# STATED GOAL
Copy the lines verbatim, starting at the line containing "UI element localization: list" and ending at the line containing "svg-text:T: T bbox=[743, 350, 750, 361]", omitting the pictures.

# EXTRACTED ENTRIES
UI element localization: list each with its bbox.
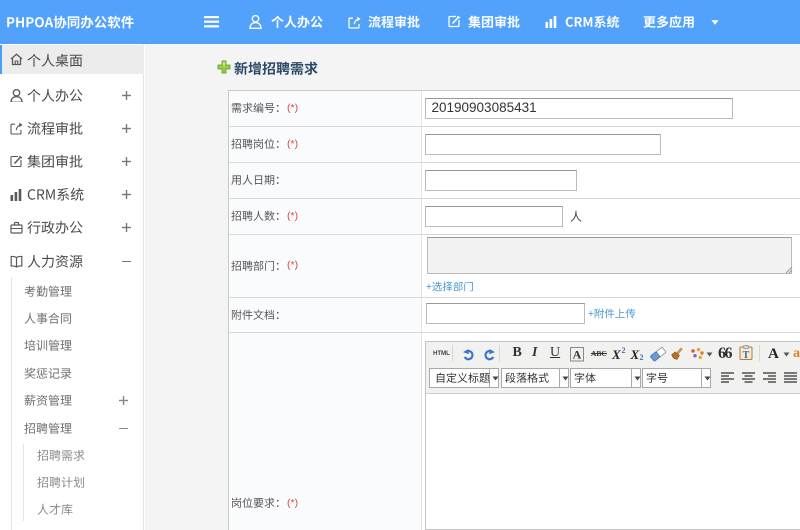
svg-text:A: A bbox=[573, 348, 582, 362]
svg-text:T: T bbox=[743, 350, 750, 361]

...

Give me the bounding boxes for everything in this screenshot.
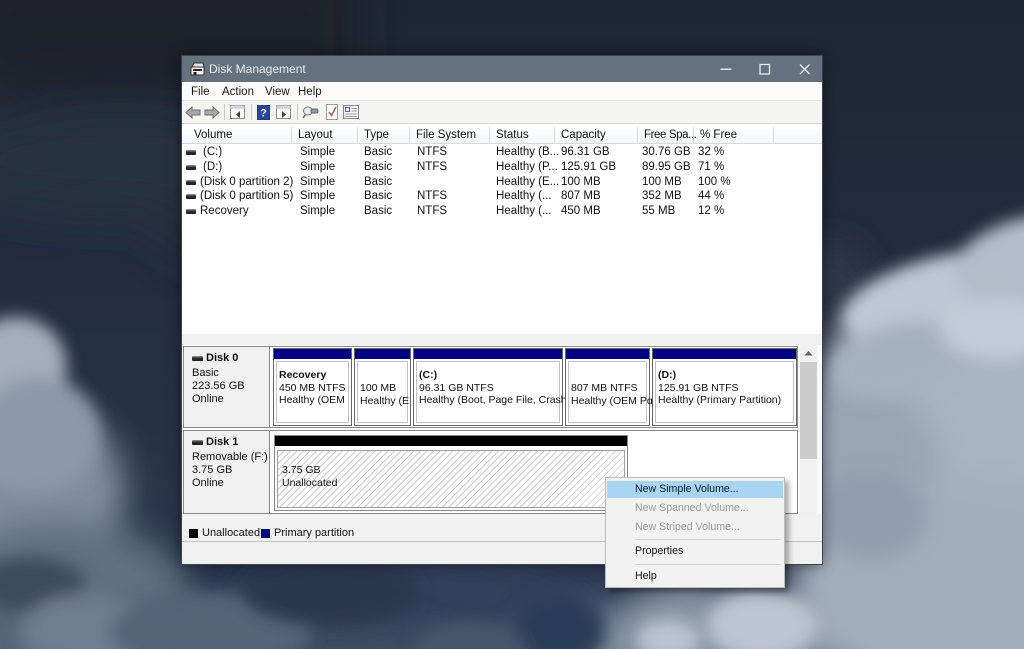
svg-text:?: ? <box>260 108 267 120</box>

# RESPONSE TO THE TASK
UI element localization: list each with its bbox.
svg-text:A: A bbox=[573, 348, 582, 362]
svg-text:T: T bbox=[743, 350, 750, 361]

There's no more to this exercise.